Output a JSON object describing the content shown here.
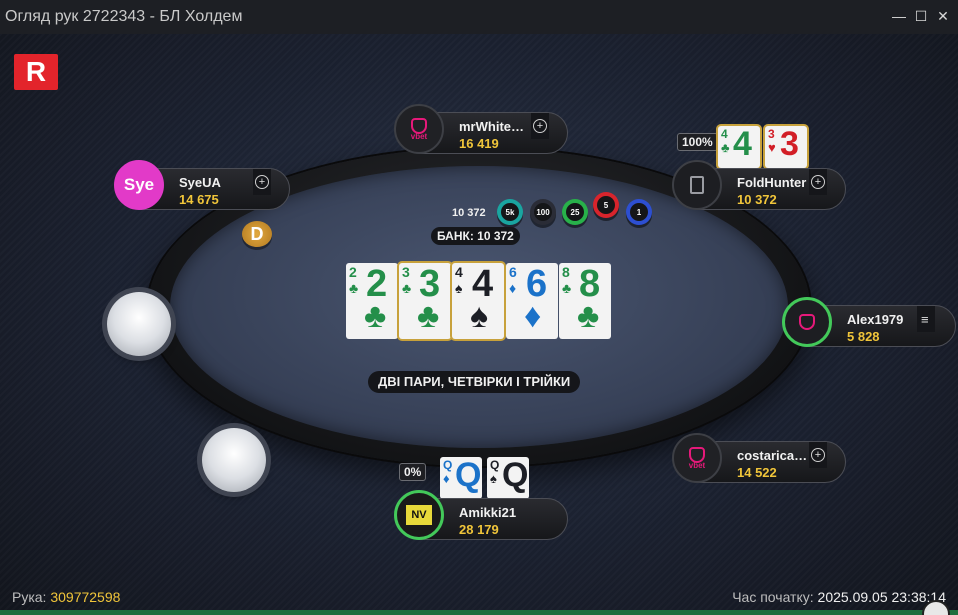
{
  "window": {
    "title": "Огляд рук 2722343 - БЛ Холдем",
    "minimize": "—",
    "maximize": "☐",
    "close": "✕"
  },
  "logo": "R",
  "players": {
    "top": {
      "name": "mrWhite…",
      "stack": "16 419",
      "avatar": "vbet"
    },
    "top_left": {
      "name": "SyeUA",
      "stack": "14 675",
      "avatar_text": "Sye",
      "avatar_color": "#e23ac8"
    },
    "top_right": {
      "name": "FoldHunter",
      "stack": "10 372",
      "equity": "100%",
      "cards": [
        {
          "rank": "4",
          "suit": "♣",
          "color": "clubs"
        },
        {
          "rank": "3",
          "suit": "♥",
          "color": "hearts"
        }
      ]
    },
    "right": {
      "name": "Alex1979",
      "stack": "5 828"
    },
    "bottom_right": {
      "name": "costarica…",
      "stack": "14 522",
      "avatar": "vbet"
    },
    "bottom": {
      "name": "Amikki21",
      "stack": "28 179",
      "equity": "0%",
      "cards": [
        {
          "rank": "Q",
          "suit": "♦",
          "color": "diamonds"
        },
        {
          "rank": "Q",
          "suit": "♠",
          "color": "spades"
        }
      ]
    }
  },
  "pot": {
    "chips_amount": "10 372",
    "chips": [
      "5k",
      "100",
      "25",
      "5",
      "1"
    ],
    "chip_colors": [
      "#1aa5a0",
      "#2a2c36",
      "#28b14a",
      "#d8242c",
      "#2d4fd1"
    ],
    "bank_label": "БАНК: 10 372"
  },
  "dealer_button": "D",
  "board": [
    {
      "rank": "2",
      "suit": "♣",
      "color": "clubs"
    },
    {
      "rank": "3",
      "suit": "♣",
      "color": "clubs"
    },
    {
      "rank": "4",
      "suit": "♠",
      "color": "spades"
    },
    {
      "rank": "6",
      "suit": "♦",
      "color": "diamonds"
    },
    {
      "rank": "8",
      "suit": "♣",
      "color": "clubs"
    }
  ],
  "hand_result": "ДВІ ПАРИ, ЧЕТВІРКИ І ТРІЙКИ",
  "footer": {
    "hand_label": "Рука:",
    "hand_number": "309772598",
    "start_label": "Час початку:",
    "start_time": "2025.09.05 23:38:14"
  },
  "replay_progress": 1.0
}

● ● ● ● ● ● ●

Repeat each entry exactly as it appears; skip any picture.

- **Output below**:
Output a JSON object describing the content shown here.
{
  "window": {
    "title": "Огляд рук 2722343 - БЛ Холдем",
    "minimize": "—",
    "maximize": "☐",
    "close": "✕"
  },
  "logo": "R",
  "players": {
    "top": {
      "name": "mrWhite…",
      "stack": "16 419",
      "avatar": "vbet"
    },
    "top_left": {
      "name": "SyeUA",
      "stack": "14 675",
      "avatar_text": "Sye",
      "avatar_color": "#e23ac8"
    },
    "top_right": {
      "name": "FoldHunter",
      "stack": "10 372",
      "equity": "100%",
      "cards": [
        {
          "rank": "4",
          "suit": "♣",
          "color": "clubs"
        },
        {
          "rank": "3",
          "suit": "♥",
          "color": "hearts"
        }
      ]
    },
    "right": {
      "name": "Alex1979",
      "stack": "5 828"
    },
    "bottom_right": {
      "name": "costarica…",
      "stack": "14 522",
      "avatar": "vbet"
    },
    "bottom": {
      "name": "Amikki21",
      "stack": "28 179",
      "equity": "0%",
      "cards": [
        {
          "rank": "Q",
          "suit": "♦",
          "color": "diamonds"
        },
        {
          "rank": "Q",
          "suit": "♠",
          "color": "spades"
        }
      ]
    }
  },
  "pot": {
    "chips_amount": "10 372",
    "chips": [
      "5k",
      "100",
      "25",
      "5",
      "1"
    ],
    "chip_colors": [
      "#1aa5a0",
      "#2a2c36",
      "#28b14a",
      "#d8242c",
      "#2d4fd1"
    ],
    "bank_label": "БАНК: 10 372"
  },
  "dealer_button": "D",
  "board": [
    {
      "rank": "2",
      "suit": "♣",
      "color": "clubs"
    },
    {
      "rank": "3",
      "suit": "♣",
      "color": "clubs"
    },
    {
      "rank": "4",
      "suit": "♠",
      "color": "spades"
    },
    {
      "rank": "6",
      "suit": "♦",
      "color": "diamonds"
    },
    {
      "rank": "8",
      "suit": "♣",
      "color": "clubs"
    }
  ],
  "hand_result": "ДВІ ПАРИ, ЧЕТВІРКИ І ТРІЙКИ",
  "footer": {
    "hand_label": "Рука:",
    "hand_number": "309772598",
    "start_label": "Час початку:",
    "start_time": "2025.09.05 23:38:14"
  },
  "replay_progress": 1.0
}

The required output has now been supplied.